++++ DATASET ENTRIES

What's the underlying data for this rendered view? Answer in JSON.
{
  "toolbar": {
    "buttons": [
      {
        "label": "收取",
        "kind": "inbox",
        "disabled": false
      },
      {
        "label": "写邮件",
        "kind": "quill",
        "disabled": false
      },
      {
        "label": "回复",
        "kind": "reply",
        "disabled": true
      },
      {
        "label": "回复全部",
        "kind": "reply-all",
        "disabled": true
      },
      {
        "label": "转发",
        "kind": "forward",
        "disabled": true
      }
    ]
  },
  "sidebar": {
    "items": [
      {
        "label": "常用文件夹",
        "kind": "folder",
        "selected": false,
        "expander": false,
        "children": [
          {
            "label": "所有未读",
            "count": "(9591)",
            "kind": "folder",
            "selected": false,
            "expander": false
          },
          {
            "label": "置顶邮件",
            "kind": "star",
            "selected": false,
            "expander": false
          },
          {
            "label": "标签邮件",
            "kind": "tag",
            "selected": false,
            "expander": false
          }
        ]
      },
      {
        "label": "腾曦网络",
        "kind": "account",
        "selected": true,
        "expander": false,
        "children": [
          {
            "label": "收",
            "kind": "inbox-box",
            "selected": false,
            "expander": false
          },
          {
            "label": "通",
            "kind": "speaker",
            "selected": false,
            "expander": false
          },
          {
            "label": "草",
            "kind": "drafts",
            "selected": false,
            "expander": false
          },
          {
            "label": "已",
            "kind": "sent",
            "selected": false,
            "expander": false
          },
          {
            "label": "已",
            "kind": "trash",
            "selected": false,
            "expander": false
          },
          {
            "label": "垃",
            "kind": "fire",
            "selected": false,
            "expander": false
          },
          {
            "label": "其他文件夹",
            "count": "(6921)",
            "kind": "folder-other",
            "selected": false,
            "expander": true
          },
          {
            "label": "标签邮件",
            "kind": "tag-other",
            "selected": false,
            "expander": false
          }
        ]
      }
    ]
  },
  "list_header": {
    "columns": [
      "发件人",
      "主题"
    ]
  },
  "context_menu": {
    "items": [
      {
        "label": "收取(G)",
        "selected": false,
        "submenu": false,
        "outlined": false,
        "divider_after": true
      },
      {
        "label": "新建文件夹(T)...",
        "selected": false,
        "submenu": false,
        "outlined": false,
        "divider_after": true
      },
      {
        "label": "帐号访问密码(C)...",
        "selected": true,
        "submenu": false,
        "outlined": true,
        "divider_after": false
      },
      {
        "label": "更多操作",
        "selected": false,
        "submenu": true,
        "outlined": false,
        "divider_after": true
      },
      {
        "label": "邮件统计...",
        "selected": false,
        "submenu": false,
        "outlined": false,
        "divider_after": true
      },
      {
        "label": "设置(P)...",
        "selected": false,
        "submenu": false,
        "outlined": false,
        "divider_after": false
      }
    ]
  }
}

++++++++

INSTRUCTIONS FOR THE TASK:
Retype the whole listing, matching it exactly.

RESPONSE TO THIS EXERCISE:
What's the underlying data for this rendered view? Answer in JSON.
{
  "toolbar": {
    "buttons": [
      {
        "label": "收取",
        "kind": "inbox",
        "disabled": false
      },
      {
        "label": "写邮件",
        "kind": "quill",
        "disabled": false
      },
      {
        "label": "回复",
        "kind": "reply",
        "disabled": true
      },
      {
        "label": "回复全部",
        "kind": "reply-all",
        "disabled": true
      },
      {
        "label": "转发",
        "kind": "forward",
        "disabled": true
      }
    ]
  },
  "sidebar": {
    "items": [
      {
        "label": "常用文件夹",
        "kind": "folder",
        "selected": false,
        "expander": false,
        "children": [
          {
            "label": "所有未读",
            "count": "(9591)",
            "kind": "folder",
            "selected": false,
            "expander": false
          },
          {
            "label": "置顶邮件",
            "kind": "star",
            "selected": false,
            "expander": false
          },
          {
            "label": "标签邮件",
            "kind": "tag",
            "selected": false,
            "expander": false
          }
        ]
      },
      {
        "label": "腾曦网络",
        "kind": "account",
        "selected": true,
        "expander": false,
        "children": [
          {
            "label": "收",
            "kind": "inbox-box",
            "selected": false,
            "expander": false
          },
          {
            "label": "通",
            "kind": "speaker",
            "selected": false,
            "expander": false
          },
          {
            "label": "草",
            "kind": "drafts",
            "selected": false,
            "expander": false
          },
          {
            "label": "已",
            "kind": "sent",
            "selected": false,
            "expander": false
          },
          {
            "label": "已",
            "kind": "trash",
            "selected": false,
            "expander": false
          },
          {
            "label": "垃",
            "kind": "fire",
            "selected": false,
            "expander": false
          },
          {
            "label": "其他文件夹",
            "count": "(6921)",
            "kind": "folder-other",
            "selected": false,
            "expander": true
          },
          {
            "label": "标签邮件",
            "kind": "tag-other",
            "selected": false,
            "expander": false
          }
        ]
      }
    ]
  },
  "list_header": {
    "columns": [
      "发件人",
      "主题"
    ]
  },
  "context_menu": {
    "items": [
      {
        "label": "收取(G)",
        "selected": false,
        "submenu": false,
        "outlined": false,
        "divider_after": true
      },
      {
        "label": "新建文件夹(T)...",
        "selected": false,
        "submenu": false,
        "outlined": false,
        "divider_after": true
      },
      {
        "label": "帐号访问密码(C)...",
        "selected": true,
        "submenu": false,
        "outlined": true,
        "divider_after": false
      },
      {
        "label": "更多操作",
        "selected": false,
        "submenu": true,
        "outlined": false,
        "divider_after": true
      },
      {
        "label": "邮件统计...",
        "selected": false,
        "submenu": false,
        "outlined": false,
        "divider_after": true
      },
      {
        "label": "设置(P)...",
        "selected": false,
        "submenu": false,
        "outlined": false,
        "divider_after": false
      }
    ]
  }
}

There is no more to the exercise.